### EXERCISE TASK
Go through the listing below and gather every line with the word "xlabel".

### DATA EXTRACT
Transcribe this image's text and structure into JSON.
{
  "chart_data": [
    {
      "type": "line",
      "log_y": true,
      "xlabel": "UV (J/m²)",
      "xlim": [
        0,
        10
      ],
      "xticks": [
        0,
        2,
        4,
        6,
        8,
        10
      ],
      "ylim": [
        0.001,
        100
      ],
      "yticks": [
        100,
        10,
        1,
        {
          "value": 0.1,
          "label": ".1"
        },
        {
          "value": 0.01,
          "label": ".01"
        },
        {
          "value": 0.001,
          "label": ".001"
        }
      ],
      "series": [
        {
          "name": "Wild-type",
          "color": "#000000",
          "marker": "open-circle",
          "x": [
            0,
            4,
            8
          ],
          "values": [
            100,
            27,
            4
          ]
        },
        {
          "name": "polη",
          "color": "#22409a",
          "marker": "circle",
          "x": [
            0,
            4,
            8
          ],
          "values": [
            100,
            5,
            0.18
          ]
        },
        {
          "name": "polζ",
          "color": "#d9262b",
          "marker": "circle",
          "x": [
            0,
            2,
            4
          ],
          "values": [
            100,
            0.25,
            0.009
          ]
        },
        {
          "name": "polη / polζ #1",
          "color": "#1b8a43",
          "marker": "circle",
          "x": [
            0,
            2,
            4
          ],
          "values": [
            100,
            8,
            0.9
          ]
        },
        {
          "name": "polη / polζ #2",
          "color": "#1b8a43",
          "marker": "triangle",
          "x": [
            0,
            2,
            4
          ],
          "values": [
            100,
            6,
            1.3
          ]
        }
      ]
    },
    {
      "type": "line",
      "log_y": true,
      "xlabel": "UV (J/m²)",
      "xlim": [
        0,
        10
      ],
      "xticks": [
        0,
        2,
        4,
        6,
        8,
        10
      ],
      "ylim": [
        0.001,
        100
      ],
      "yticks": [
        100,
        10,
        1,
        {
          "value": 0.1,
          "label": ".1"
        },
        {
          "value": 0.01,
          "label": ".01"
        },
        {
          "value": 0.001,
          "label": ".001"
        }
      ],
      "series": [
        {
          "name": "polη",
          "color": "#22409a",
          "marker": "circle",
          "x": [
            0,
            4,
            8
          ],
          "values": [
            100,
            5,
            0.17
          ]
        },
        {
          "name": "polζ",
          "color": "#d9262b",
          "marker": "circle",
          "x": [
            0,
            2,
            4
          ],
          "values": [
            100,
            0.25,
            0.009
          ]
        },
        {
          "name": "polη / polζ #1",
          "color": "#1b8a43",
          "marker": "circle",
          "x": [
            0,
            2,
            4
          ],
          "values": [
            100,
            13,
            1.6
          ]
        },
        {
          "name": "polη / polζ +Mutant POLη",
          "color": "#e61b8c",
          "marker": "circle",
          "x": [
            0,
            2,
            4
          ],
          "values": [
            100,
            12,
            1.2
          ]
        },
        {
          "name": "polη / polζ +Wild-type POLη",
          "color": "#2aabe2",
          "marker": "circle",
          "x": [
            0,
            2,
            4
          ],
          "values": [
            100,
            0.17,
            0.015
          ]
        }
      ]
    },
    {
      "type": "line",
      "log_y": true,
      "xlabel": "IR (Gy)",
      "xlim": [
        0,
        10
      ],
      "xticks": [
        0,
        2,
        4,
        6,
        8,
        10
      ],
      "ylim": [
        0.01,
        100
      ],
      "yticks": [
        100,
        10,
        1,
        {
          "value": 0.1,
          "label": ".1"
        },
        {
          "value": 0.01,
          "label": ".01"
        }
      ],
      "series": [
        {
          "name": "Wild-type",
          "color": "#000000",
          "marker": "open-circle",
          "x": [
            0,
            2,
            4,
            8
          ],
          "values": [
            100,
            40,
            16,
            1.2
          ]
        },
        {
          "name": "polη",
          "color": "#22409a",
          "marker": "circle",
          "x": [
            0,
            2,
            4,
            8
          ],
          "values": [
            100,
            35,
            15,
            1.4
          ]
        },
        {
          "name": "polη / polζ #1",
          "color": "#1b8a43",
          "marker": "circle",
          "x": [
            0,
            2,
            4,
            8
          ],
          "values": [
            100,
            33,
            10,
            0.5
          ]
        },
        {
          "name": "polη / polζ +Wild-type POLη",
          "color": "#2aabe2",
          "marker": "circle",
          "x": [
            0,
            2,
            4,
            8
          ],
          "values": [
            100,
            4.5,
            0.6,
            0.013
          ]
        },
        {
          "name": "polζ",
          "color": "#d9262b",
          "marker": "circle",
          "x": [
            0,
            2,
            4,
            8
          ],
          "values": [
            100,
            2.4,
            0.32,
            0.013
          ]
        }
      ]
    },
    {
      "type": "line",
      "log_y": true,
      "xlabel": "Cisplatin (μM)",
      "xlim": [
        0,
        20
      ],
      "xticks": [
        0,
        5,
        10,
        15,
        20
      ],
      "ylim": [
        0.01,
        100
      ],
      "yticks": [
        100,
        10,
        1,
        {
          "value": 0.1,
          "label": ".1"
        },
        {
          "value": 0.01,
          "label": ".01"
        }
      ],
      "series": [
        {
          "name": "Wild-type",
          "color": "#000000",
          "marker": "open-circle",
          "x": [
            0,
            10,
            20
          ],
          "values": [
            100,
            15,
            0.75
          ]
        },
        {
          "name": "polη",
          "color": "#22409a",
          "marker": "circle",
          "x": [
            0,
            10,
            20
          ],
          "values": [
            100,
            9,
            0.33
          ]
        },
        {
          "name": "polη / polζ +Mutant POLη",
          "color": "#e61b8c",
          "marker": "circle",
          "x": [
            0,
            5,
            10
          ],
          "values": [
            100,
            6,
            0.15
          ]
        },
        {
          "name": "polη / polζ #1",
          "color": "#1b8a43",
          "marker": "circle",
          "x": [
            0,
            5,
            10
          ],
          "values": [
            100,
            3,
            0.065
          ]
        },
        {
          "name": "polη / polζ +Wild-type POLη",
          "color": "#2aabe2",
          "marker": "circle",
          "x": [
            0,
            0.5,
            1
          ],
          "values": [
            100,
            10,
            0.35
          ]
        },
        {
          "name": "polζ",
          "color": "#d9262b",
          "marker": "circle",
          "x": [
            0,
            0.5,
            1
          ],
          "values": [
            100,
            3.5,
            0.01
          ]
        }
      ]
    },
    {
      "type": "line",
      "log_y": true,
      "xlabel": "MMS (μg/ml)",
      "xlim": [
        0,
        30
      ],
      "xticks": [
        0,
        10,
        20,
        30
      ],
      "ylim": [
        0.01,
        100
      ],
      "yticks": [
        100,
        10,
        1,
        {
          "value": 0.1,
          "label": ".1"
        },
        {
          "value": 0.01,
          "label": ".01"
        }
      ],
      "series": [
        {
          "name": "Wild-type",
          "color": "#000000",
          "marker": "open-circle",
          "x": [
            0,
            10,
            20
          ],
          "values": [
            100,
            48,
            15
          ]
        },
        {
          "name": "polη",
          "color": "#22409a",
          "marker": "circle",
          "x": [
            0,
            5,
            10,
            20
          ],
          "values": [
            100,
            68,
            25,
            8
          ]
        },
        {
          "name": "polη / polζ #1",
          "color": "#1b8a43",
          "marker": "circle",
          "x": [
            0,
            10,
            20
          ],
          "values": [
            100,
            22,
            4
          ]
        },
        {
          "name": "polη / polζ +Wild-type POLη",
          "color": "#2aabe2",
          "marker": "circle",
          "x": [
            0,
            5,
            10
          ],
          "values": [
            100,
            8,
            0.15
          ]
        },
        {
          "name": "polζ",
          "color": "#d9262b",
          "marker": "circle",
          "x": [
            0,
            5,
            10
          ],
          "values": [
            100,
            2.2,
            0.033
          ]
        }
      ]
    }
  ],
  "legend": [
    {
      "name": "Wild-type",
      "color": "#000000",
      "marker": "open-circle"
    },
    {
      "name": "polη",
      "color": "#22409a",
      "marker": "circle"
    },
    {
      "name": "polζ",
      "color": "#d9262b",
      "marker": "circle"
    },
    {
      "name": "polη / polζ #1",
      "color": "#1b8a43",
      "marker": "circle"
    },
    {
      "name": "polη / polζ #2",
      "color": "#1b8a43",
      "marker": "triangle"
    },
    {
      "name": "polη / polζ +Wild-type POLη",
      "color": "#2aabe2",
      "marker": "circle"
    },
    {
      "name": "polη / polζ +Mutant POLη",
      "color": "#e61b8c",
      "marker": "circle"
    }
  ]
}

### ANSWER TO THIS PROBLEM
      "xlabel": "UV (J/m²)",
      "xlabel": "UV (J/m²)",
      "xlabel": "IR (Gy)",
      "xlabel": "Cisplatin (μM)",
      "xlabel": "MMS (μg/ml)",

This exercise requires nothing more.